(Saved data entries)
-- -- --

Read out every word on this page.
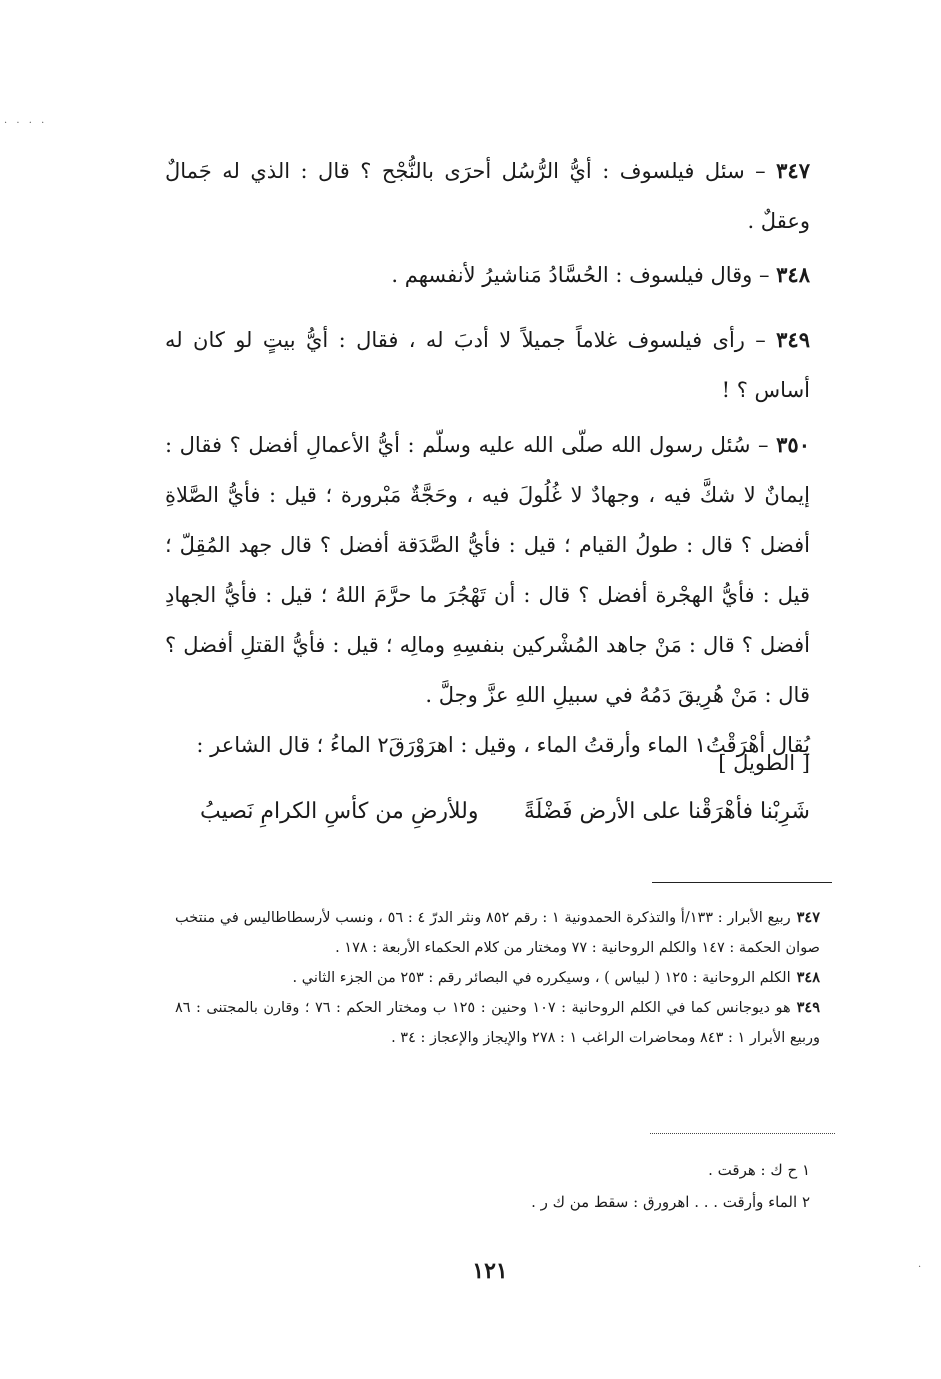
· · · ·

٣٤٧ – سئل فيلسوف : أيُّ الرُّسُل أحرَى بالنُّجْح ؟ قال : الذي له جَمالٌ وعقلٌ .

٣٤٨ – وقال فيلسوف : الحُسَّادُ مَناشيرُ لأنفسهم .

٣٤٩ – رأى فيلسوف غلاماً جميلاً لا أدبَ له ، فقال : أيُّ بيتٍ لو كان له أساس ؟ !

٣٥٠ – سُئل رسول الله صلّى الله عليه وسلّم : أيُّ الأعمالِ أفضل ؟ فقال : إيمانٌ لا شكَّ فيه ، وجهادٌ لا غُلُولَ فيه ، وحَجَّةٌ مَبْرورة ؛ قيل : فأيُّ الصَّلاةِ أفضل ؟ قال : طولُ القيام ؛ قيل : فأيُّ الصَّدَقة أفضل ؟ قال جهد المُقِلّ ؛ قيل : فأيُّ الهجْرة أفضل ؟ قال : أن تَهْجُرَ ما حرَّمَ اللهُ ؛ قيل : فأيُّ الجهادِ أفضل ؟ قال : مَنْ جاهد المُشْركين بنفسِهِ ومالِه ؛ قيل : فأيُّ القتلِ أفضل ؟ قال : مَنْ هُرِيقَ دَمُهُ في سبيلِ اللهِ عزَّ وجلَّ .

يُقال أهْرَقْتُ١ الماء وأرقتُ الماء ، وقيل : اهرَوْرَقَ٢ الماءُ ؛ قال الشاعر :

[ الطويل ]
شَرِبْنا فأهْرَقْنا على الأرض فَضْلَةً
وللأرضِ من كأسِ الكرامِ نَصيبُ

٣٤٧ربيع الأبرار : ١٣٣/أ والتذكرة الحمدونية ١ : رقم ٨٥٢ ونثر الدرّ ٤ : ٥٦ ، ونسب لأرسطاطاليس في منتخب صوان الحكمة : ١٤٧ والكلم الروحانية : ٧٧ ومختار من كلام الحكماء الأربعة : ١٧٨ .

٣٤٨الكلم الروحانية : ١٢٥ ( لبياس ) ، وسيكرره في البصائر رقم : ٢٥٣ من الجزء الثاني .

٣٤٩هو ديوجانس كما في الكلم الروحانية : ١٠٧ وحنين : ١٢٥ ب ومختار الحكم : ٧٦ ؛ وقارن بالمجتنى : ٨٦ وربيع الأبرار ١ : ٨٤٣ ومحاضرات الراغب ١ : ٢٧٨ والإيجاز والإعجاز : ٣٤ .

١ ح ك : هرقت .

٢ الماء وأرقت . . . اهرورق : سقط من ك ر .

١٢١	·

-- -- --

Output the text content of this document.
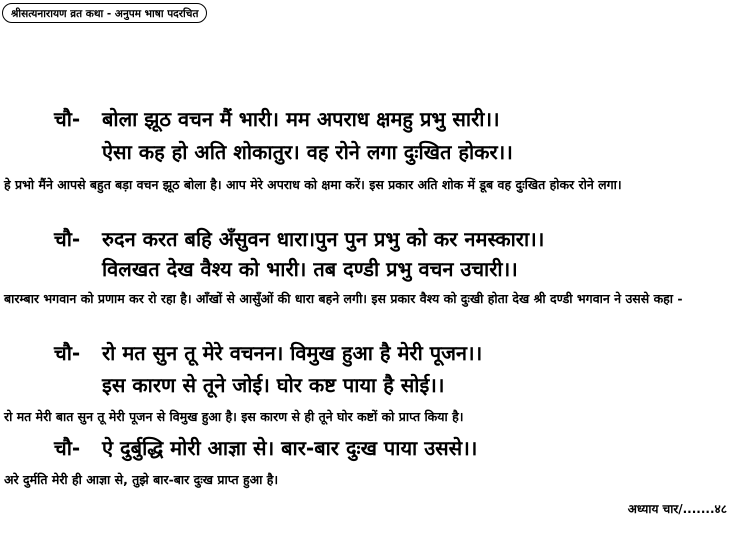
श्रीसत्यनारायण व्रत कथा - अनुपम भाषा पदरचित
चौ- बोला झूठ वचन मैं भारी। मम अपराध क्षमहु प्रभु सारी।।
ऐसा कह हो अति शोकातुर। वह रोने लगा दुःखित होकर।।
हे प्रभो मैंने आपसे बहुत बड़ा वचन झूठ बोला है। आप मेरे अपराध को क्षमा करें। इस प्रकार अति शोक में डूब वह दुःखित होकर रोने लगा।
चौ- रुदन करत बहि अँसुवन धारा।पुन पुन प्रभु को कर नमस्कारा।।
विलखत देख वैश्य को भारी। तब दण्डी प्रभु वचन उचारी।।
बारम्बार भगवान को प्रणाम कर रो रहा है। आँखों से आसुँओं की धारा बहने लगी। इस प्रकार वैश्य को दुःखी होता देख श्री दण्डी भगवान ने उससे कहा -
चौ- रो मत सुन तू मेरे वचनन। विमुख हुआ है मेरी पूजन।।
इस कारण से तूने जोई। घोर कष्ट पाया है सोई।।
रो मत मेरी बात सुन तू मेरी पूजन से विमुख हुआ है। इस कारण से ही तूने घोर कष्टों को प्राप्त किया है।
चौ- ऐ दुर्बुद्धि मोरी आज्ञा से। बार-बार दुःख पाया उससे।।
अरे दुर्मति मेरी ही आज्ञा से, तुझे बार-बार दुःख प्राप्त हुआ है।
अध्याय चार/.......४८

-- -- --

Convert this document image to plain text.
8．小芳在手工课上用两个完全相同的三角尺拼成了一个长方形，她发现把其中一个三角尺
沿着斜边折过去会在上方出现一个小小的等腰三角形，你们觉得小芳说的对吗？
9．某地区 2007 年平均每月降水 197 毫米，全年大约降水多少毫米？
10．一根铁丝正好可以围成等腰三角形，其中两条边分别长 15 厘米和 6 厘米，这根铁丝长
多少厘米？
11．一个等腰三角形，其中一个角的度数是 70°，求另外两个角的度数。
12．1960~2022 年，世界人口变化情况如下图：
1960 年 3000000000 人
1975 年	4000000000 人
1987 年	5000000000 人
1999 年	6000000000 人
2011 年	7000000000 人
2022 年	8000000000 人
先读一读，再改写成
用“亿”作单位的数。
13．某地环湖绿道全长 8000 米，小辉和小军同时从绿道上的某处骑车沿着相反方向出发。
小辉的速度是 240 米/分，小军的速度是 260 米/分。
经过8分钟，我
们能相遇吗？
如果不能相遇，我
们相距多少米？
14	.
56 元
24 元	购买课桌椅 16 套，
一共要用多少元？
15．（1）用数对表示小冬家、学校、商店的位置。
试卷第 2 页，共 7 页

-- -- --

Show every line from the entries above in which "document" appears.

• Solution below:
Output the text content of this document.
Convert this document image to plain text.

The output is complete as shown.